* [Given exercise]: Gather each line containing the string "Trader" from these entries.

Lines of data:
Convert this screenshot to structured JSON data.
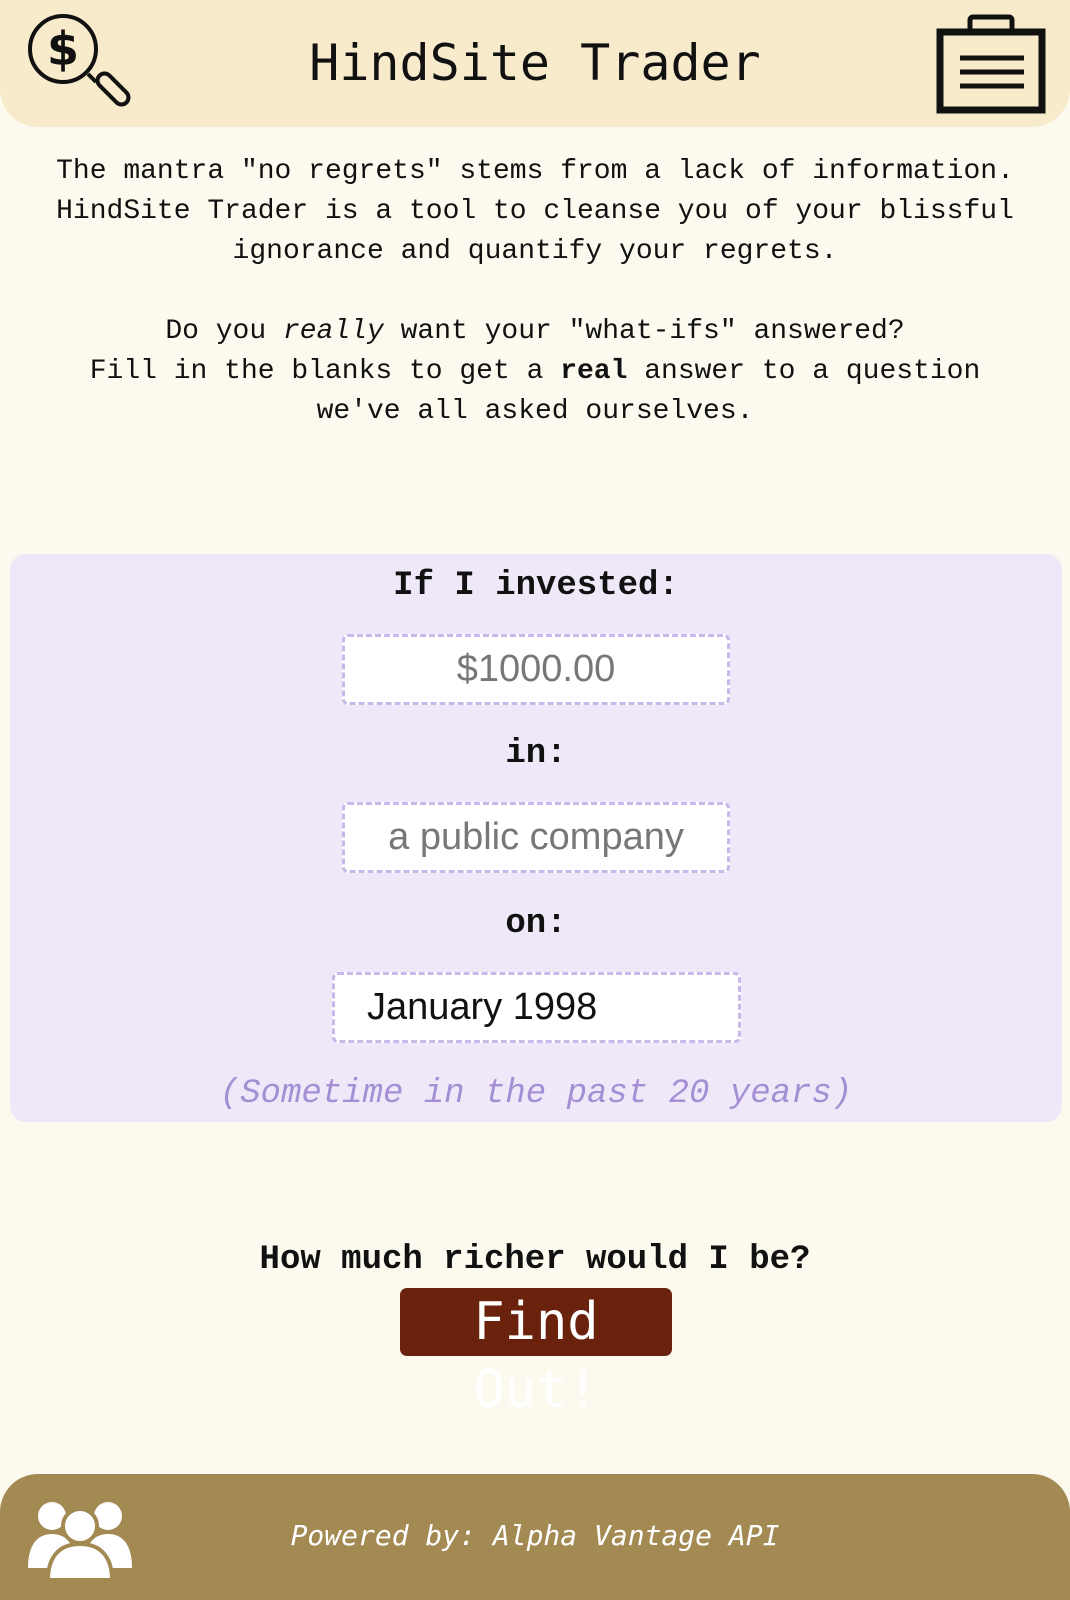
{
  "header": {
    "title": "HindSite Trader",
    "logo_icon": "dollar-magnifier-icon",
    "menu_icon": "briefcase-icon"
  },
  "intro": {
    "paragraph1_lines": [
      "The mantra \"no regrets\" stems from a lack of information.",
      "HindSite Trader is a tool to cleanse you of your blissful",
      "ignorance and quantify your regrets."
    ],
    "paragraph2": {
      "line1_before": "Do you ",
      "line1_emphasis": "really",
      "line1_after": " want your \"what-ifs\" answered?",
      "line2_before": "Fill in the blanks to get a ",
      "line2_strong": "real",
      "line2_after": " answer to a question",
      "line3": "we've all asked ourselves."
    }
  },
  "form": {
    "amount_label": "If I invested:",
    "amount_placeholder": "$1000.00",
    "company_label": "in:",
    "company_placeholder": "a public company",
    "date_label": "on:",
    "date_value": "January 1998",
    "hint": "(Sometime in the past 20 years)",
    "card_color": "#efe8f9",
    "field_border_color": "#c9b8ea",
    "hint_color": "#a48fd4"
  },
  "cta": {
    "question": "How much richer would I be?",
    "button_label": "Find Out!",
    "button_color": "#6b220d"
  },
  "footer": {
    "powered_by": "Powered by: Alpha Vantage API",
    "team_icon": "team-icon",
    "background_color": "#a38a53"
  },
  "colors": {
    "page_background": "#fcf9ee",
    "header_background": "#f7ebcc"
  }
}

* [Solved problem]:
    "title": "HindSite Trader",
      "HindSite Trader is a tool to cleanse you of your blissful",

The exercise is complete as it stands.